[What is asked] Return every record below exactly as written, but leave out the pictures.

(Saved data entries)
○ ○ ○ ○ ○ ○ ○

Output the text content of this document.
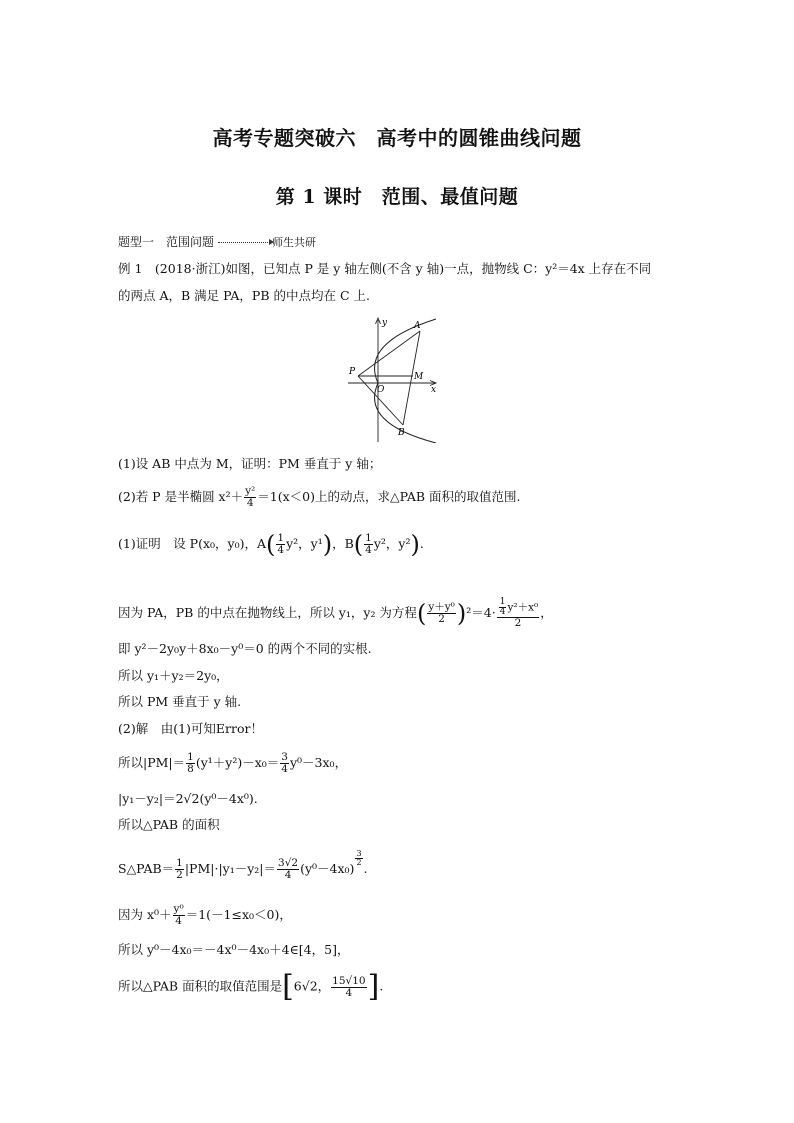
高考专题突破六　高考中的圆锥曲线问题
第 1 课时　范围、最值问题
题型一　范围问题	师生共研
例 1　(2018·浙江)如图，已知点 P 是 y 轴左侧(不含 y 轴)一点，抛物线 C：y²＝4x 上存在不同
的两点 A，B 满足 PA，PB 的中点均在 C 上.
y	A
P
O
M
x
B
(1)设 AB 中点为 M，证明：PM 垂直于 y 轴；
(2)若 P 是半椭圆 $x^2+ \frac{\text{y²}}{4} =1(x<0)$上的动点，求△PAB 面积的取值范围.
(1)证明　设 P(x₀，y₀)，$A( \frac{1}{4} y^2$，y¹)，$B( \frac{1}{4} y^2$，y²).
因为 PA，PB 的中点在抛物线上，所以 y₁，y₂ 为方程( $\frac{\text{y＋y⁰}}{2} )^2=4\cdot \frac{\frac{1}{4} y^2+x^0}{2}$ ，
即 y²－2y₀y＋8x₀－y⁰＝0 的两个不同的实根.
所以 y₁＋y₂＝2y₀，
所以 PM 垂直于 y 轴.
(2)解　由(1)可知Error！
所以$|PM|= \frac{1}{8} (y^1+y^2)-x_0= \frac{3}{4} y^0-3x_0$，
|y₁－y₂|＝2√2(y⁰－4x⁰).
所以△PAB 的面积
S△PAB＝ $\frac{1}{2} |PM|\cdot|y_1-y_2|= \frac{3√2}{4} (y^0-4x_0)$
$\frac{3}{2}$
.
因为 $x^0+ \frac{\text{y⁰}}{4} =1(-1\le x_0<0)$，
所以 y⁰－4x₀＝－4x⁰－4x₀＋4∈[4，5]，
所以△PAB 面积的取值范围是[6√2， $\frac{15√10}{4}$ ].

○ ○ ○ ○ ○ ○ ○

[Complete answer]
Output the text content of this document.
高考专题突破六　高考中的圆锥曲线问题
第 1 课时　范围、最值问题
题型一　范围问题	师生共研
例 1　(2018·浙江)如图，已知点 P 是 y 轴左侧(不含 y 轴)一点，抛物线 C：y²＝4x 上存在不同
的两点 A，B 满足 PA，PB 的中点均在 C 上.
y	A
P
O
M
x
B
(1)设 AB 中点为 M，证明：PM 垂直于 y 轴；
(2)若 P 是半椭圆 $x^2+ \frac{\text{y²}}{4} =1(x<0)$上的动点，求△PAB 面积的取值范围.
(1)证明　设 P(x₀，y₀)，$A( \frac{1}{4} y^2$，y¹)，$B( \frac{1}{4} y^2$，y²).
因为 PA，PB 的中点在抛物线上，所以 y₁，y₂ 为方程( $\frac{\text{y＋y⁰}}{2} )^2=4\cdot \frac{\frac{1}{4} y^2+x^0}{2}$ ，
即 y²－2y₀y＋8x₀－y⁰＝0 的两个不同的实根.
所以 y₁＋y₂＝2y₀，
所以 PM 垂直于 y 轴.
(2)解　由(1)可知Error！
所以$|PM|= \frac{1}{8} (y^1+y^2)-x_0= \frac{3}{4} y^0-3x_0$，
|y₁－y₂|＝2√2(y⁰－4x⁰).
所以△PAB 的面积
S△PAB＝ $\frac{1}{2} |PM|\cdot|y_1-y_2|= \frac{3√2}{4} (y^0-4x_0)$
$\frac{3}{2}$
.
因为 $x^0+ \frac{\text{y⁰}}{4} =1(-1\le x_0<0)$，
所以 y⁰－4x₀＝－4x⁰－4x₀＋4∈[4，5]，
所以△PAB 面积的取值范围是[6√2， $\frac{15√10}{4}$ ].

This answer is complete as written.